* _What you need to do_
The records that follow are to be repeated exactly, with the pictures removed.

===== Records for the exercise =====

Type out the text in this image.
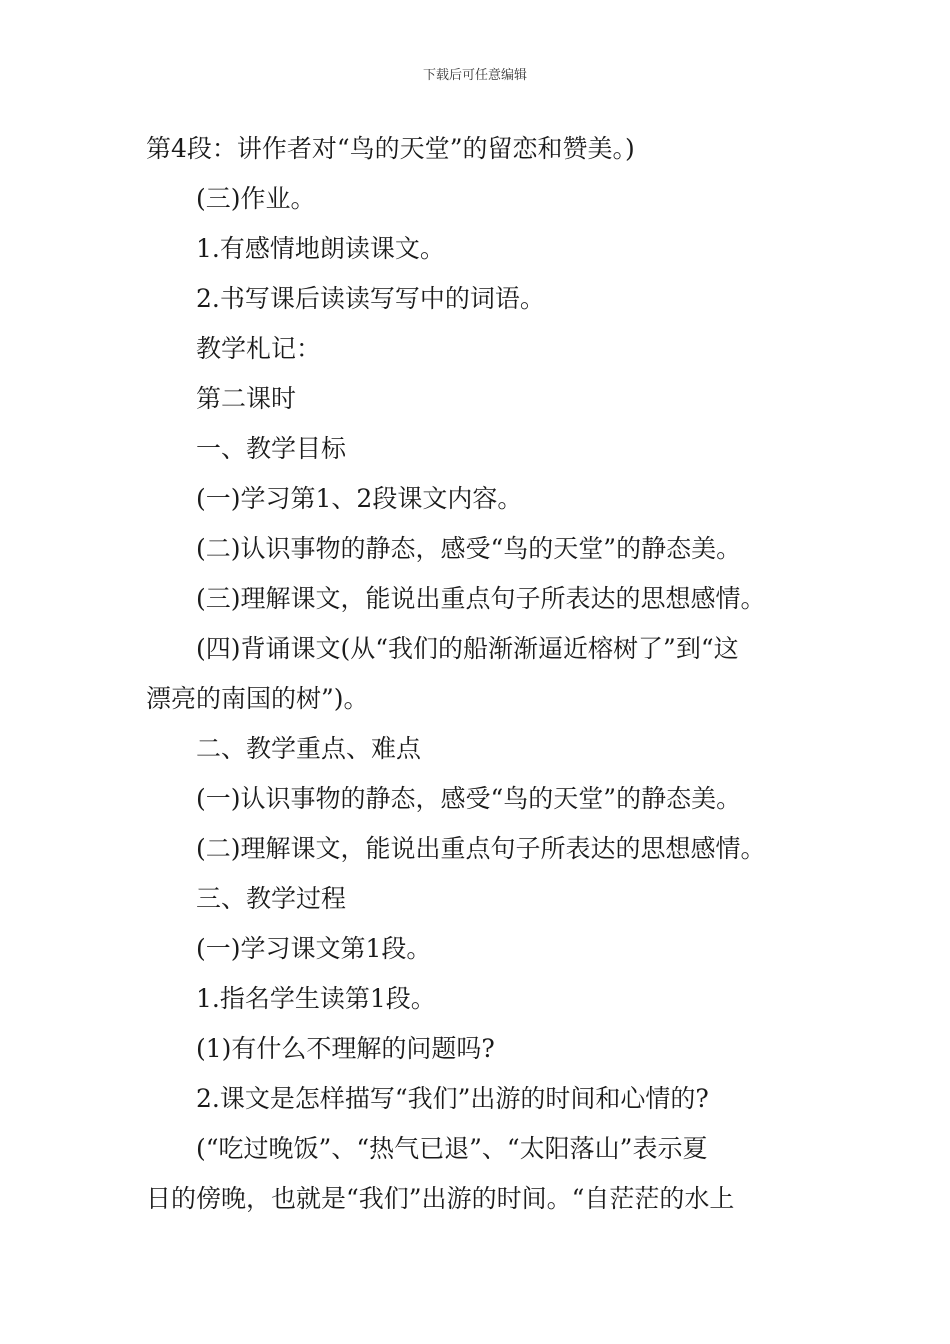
下载后可任意编辑
第4段：讲作者对“鸟的天堂”的留恋和赞美。)
(三)作业。
1.有感情地朗读课文。
2.书写课后读读写写中的词语。
教学札记：
第二课时
一、教学目标
(一)学习第1、2段课文内容。
(二)认识事物的静态，感受“鸟的天堂”的静态美。
(三)理解课文，能说出重点句子所表达的思想感情。
(四)背诵课文(从“我们的船渐渐逼近榕树了”到“这
漂亮的南国的树”)。
二、教学重点、难点
(一)认识事物的静态，感受“鸟的天堂”的静态美。
(二)理解课文，能说出重点句子所表达的思想感情。
三、教学过程
(一)学习课文第1段。
1.指名学生读第1段。
(1)有什么不理解的问题吗?
2.课文是怎样描写“我们”出游的时间和心情的?
(“吃过晚饭”、“热气已退”、“太阳落山”表示夏
日的傍晚，也就是“我们”出游的时间。“自茫茫的水上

=====

* _Complete answer_
Type out the text in this image.
下载后可任意编辑
第4段：讲作者对“鸟的天堂”的留恋和赞美。)
(三)作业。
1.有感情地朗读课文。
2.书写课后读读写写中的词语。
教学札记：
第二课时
一、教学目标
(一)学习第1、2段课文内容。
(二)认识事物的静态，感受“鸟的天堂”的静态美。
(三)理解课文，能说出重点句子所表达的思想感情。
(四)背诵课文(从“我们的船渐渐逼近榕树了”到“这
漂亮的南国的树”)。
二、教学重点、难点
(一)认识事物的静态，感受“鸟的天堂”的静态美。
(二)理解课文，能说出重点句子所表达的思想感情。
三、教学过程
(一)学习课文第1段。
1.指名学生读第1段。
(1)有什么不理解的问题吗?
2.课文是怎样描写“我们”出游的时间和心情的?
(“吃过晚饭”、“热气已退”、“太阳落山”表示夏
日的傍晚，也就是“我们”出游的时间。“自茫茫的水上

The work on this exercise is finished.